> [READING PASSAGE]:

##############################

Photo of woman feeling freedom at the ocean

A campaign in Maine is collecting signatures for a ballot initiative that would ban foreign money from influencing state elections. The new campaign reflects Maine’s continuing role as a laboratory for voting reforms aimed at strengthening the power and voice of local citizens, regardless of political affiliation.

Foreign nationals are prohibited from donating to US political candidates and committees under the Federal Election Campaign Act (FEC). However, the FEC recently upheld a loophole in federal law that allows foreign influence in state and local ballot measures, and has left it up to the states to outlaw it.

Protect Maine Elections, a bipartisan group of Maine lawmakers and citizens, filed its measure with the Maine secretary of state in November. If it passes next year, Maine will be on a path to join the small list of states that have laws that bar foreign governments, foreign companies, or both from spending to influence ballot measures. The group has partnered with American Promise, a national nonpartisan anti-corruption group, to collect 80,000 signatures to place the measure on the 2022 midterm ballot.

“This group — Republicans, Democrats, and independents in Maine — are so concerned about this issue that they said, ‘we need to take this to the people,’” said Jeff Clements, President of American Promise. “We can’t have foreign governments spending money in Maine’s elections.”

Summary of Initiative to Prohibit Foreign Influence

The ballot referendum, “An Act to Prohibit Foreign Influence in Maine Elections and Promote an Anti-Corruption Amendment to the U.S. Constitution”, if passed would do the following:

  • Prohibit contributions and expenditures in state and local political campaigns from foreign governments, foreign-owned companies, and foreign influenced entities;
  • Require disclosure on ads paid for by foreign governments to influence state public policy;
  • Require media outlets to regulate political ads to avoid violation of this law and the immediate removal of prohibited communications; and
  • Affirms Maine’s support for a US constitutional amendment that allows citizens through their government to regulate spending in elections, and charges the state’s ethics commission with issuing reports on the progress made by the state’s delegation in Congress to advance the amendment in a bipartisan manner.

##############################

> [ENTRIES SHOWN]:
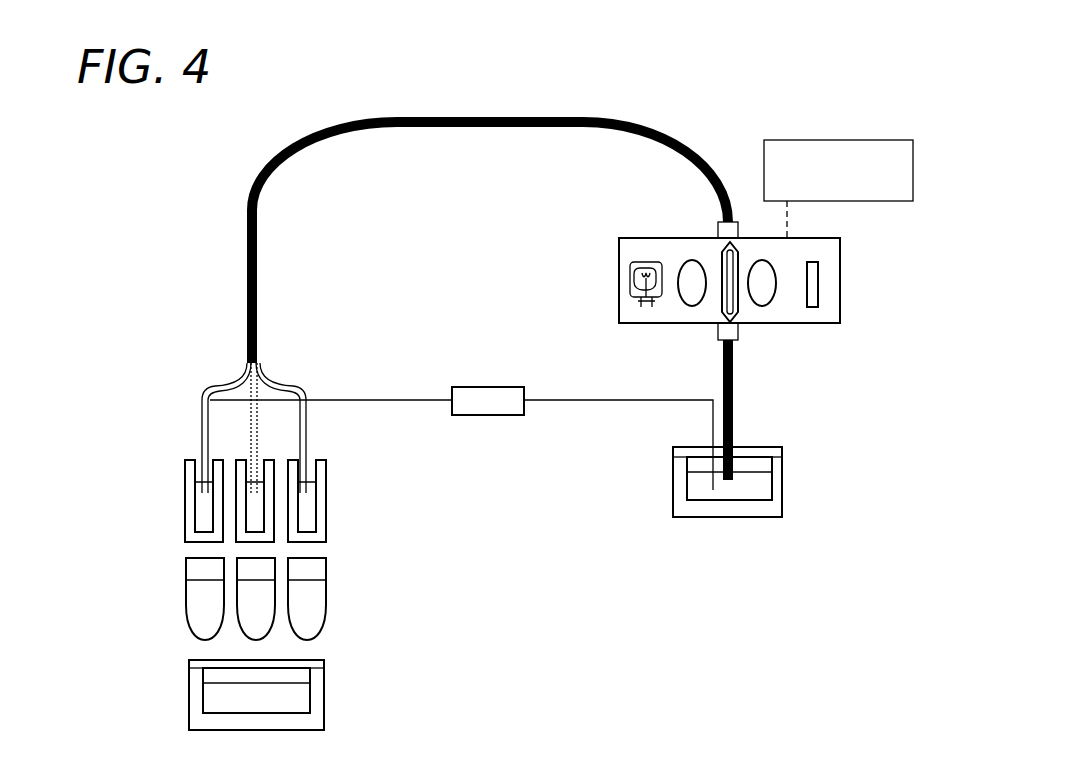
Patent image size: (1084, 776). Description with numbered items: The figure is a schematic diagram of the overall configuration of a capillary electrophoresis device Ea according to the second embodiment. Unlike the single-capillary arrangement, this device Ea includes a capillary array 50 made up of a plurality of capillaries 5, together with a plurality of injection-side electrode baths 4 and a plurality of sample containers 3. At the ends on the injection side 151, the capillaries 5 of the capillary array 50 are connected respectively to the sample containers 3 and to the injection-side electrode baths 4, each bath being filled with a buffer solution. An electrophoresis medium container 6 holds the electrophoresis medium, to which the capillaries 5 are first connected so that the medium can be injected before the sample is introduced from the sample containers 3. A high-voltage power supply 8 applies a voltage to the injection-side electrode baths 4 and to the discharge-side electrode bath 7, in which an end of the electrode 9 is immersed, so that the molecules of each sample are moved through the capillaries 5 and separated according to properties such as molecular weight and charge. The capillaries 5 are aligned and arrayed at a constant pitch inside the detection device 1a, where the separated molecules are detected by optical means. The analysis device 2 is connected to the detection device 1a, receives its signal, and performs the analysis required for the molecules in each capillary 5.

The capillary electrophoresis device Ea is at (720, 107).
The capillary array 50 is at (247, 214).
The analysis device 2 is at (826, 140).
The detection device 1a is at (619, 280).
The capillary 5 is at (207, 390).
The electrode 9 is at (368, 400).
The high-voltage power supply 8 is at (478, 387).
The discharge-side electrode bath 7 is at (782, 492).
The injection side 151 is at (166, 443).
The injection-side electrode bath 4 is at (185, 487).
The sample container 3 is at (186, 590).
The electrophoresis medium container 6 is at (189, 698).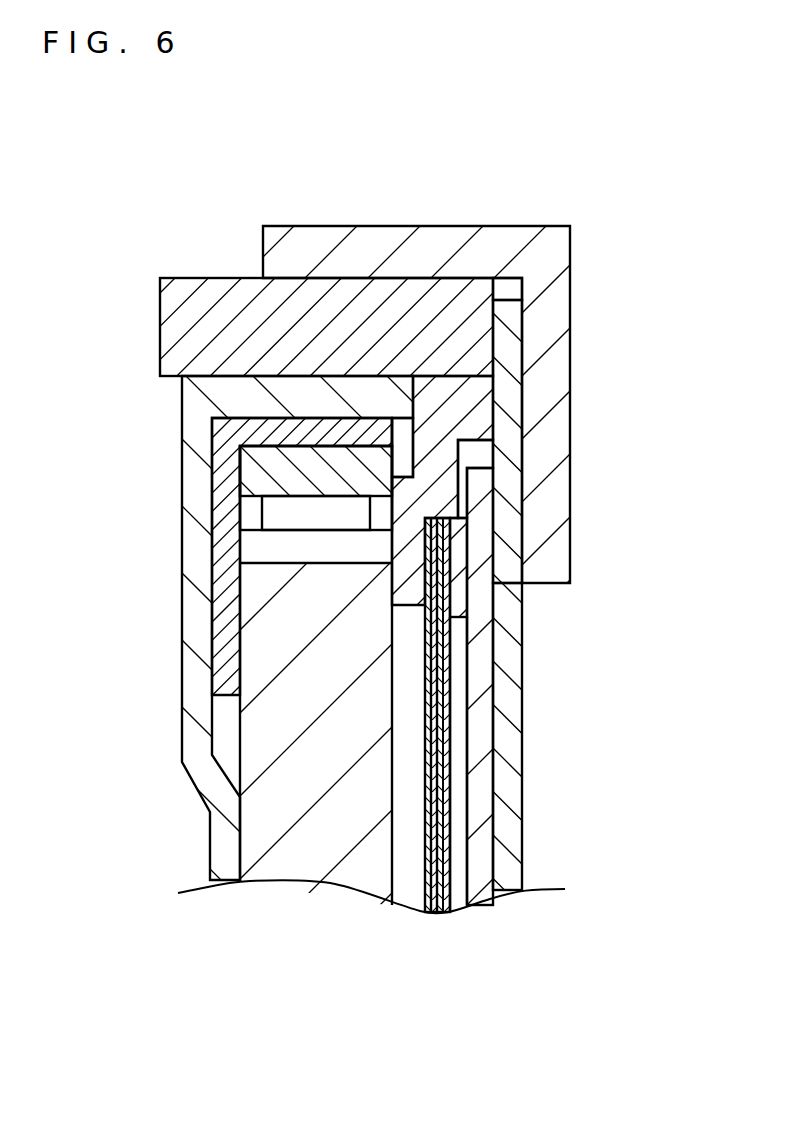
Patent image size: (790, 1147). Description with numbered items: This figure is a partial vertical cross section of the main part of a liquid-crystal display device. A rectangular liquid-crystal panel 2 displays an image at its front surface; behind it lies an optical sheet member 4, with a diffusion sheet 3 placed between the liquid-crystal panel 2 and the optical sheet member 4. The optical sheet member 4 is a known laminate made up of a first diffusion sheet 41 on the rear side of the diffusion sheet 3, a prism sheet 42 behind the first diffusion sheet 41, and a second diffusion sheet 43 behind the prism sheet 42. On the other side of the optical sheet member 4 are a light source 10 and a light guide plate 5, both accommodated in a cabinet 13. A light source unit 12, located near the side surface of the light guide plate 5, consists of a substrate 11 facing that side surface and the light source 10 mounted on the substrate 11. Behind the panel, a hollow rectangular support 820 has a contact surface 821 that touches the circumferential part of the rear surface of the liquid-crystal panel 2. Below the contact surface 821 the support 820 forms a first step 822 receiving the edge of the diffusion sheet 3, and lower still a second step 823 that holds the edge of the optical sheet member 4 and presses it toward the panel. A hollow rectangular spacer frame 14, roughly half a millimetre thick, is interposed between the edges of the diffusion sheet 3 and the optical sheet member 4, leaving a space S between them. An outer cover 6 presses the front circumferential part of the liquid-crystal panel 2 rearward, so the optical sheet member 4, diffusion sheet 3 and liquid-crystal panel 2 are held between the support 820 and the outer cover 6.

The liquid-crystal panel 2 is at (508, 712).
The diffusion sheet 3 is at (480, 680).
The optical sheet member 4 is at (648, 765).
The light guide plate 5 is at (272, 815).
The outer cover 6 is at (500, 238).
The light source 10 is at (270, 518).
The substrate 11 is at (252, 484).
The light source unit 12 is at (97, 436).
The cabinet 13 is at (185, 680).
The spacer frame 14 is at (460, 555).
The first diffusion sheet 41 is at (442, 797).
The prism sheet 42 is at (438, 822).
The second diffusion sheet 43 is at (430, 845).
The support 820 is at (212, 285).
The contact surface 821 is at (493, 340).
The first step 822 is at (455, 486).
The second step 823 is at (415, 571).
The space S is at (455, 745).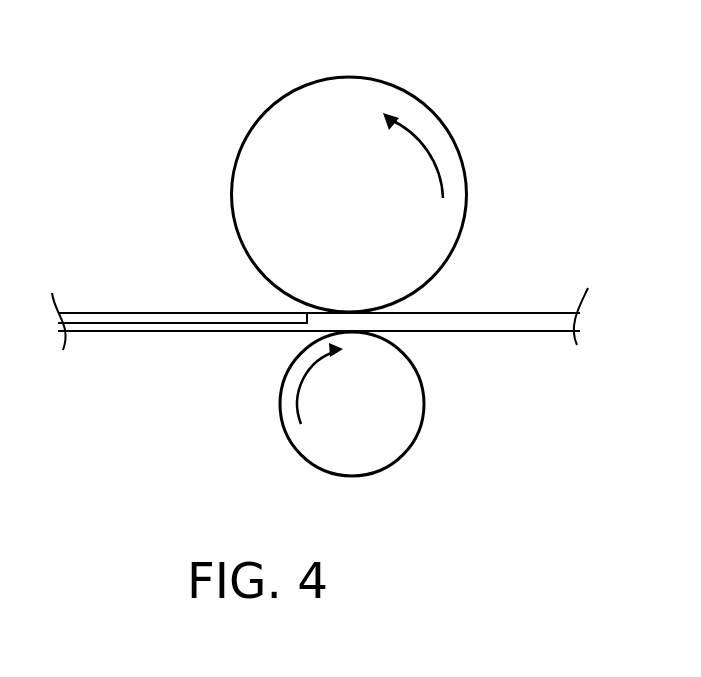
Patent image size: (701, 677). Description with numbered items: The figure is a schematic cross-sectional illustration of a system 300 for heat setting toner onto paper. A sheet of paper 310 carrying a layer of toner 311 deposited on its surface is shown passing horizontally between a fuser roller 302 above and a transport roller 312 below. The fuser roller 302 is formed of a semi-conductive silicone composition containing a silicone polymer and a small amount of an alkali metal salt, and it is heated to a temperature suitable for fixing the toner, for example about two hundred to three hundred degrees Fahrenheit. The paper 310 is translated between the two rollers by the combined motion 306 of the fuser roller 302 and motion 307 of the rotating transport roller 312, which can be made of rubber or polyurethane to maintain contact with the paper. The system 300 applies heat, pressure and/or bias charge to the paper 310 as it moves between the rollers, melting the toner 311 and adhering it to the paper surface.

The system 300 is at (557, 464).
The fuser roller 302 is at (467, 184).
The motion of the fuser roller 306 is at (420, 143).
The motion of the transport roller 307 is at (297, 390).
The paper 310 is at (203, 323).
The toner 311 is at (175, 315).
The transport roller 312 is at (383, 466).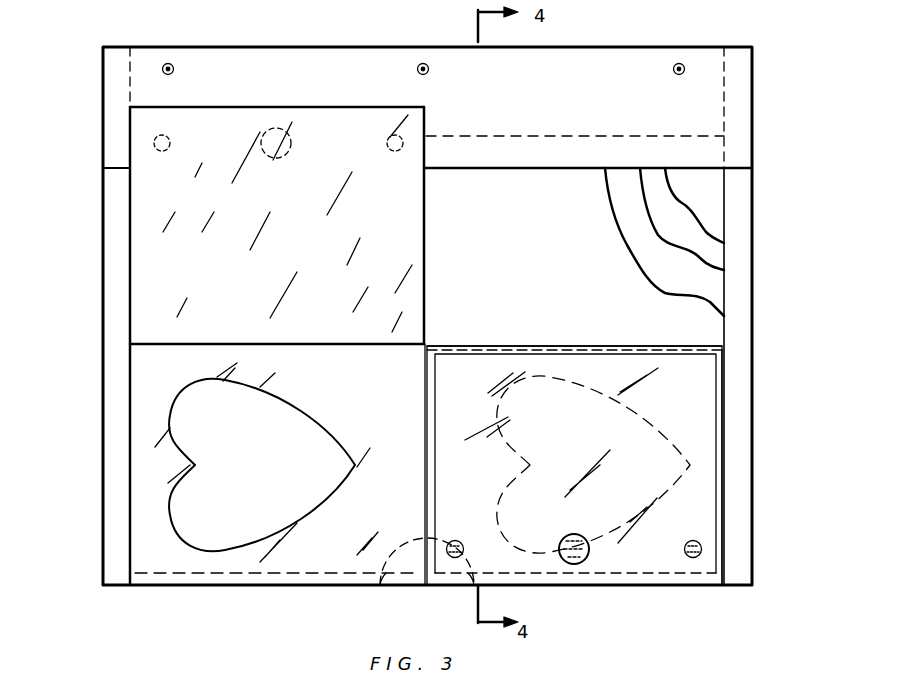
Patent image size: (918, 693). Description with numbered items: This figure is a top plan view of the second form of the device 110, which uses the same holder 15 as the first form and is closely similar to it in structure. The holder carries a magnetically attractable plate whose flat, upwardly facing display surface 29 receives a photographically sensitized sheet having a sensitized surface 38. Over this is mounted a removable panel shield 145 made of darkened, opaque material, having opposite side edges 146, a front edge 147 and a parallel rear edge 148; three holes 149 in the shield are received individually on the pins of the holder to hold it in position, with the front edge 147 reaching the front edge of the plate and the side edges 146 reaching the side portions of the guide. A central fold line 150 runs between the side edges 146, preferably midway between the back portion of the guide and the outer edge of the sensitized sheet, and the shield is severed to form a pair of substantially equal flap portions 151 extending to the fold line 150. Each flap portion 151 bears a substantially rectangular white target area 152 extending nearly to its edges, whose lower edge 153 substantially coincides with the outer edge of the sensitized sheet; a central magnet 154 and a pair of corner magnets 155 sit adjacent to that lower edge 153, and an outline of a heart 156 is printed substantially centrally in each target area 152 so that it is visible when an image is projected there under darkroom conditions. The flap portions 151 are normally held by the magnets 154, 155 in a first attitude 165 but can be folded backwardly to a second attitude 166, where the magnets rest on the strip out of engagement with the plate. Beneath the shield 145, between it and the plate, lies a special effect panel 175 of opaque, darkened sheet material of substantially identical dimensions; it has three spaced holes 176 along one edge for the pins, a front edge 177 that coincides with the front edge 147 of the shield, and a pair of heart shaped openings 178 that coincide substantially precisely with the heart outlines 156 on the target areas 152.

The holder 15 is at (752, 225).
The display surface 29 is at (712, 204).
The photographically sensitized surface 38 is at (686, 236).
The device 110 is at (763, 197).
The removable panel shield 145 is at (565, 286).
The side edges 146 is at (130, 206).
The front edge 147 is at (585, 586).
The rear edge 148 is at (216, 44).
The holes 149 is at (174, 69).
The central fold line 150 is at (540, 345).
The flap portions 151 is at (278, 287).
The target area 152 is at (706, 578).
The lower edge 153 is at (645, 583).
The central magnet 154 is at (291, 150).
The corner magnets 155 is at (170, 146).
The outline of a heart 156 is at (628, 398).
The first attitude or position 165 is at (708, 490).
The second attitude or position 166 is at (428, 275).
The special effect panel 175 is at (690, 279).
The holes 176 is at (172, 74).
The front edge 177 is at (287, 587).
The heart shaped openings 178 is at (318, 502).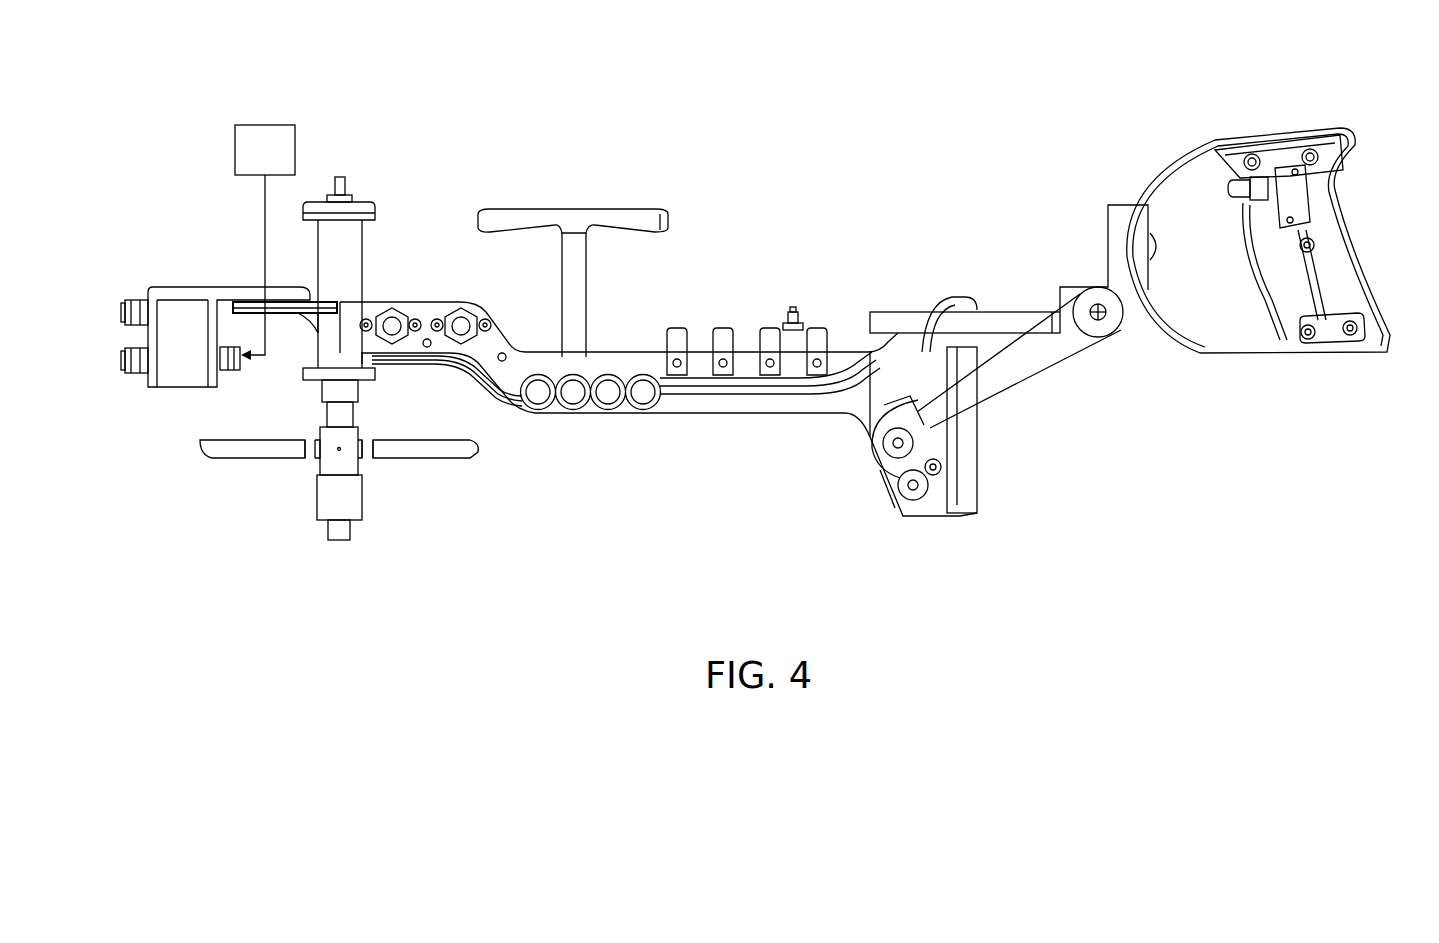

##############################

In the article on the Maine ballot initiative, switch "laboratory" to "testing ground" and write out the passage starting with "A campaign in" and going on through "to outlaw it.".

> [COMPLETED TASK]:
A campaign in Maine is collecting signatures for a ballot initiative that would ban foreign money from influencing state elections. The new campaign reflects Maine’s continuing role as a testing ground for voting reforms aimed at strengthening the power and voice of local citizens, regardless of political affiliation.

Foreign nationals are prohibited from donating to US political candidates and committees under the Federal Election Campaign Act (FEC). However, the FEC recently upheld a loophole in federal law that allows foreign influence in state and local ballot measures, and has left it up to the states to outlaw it.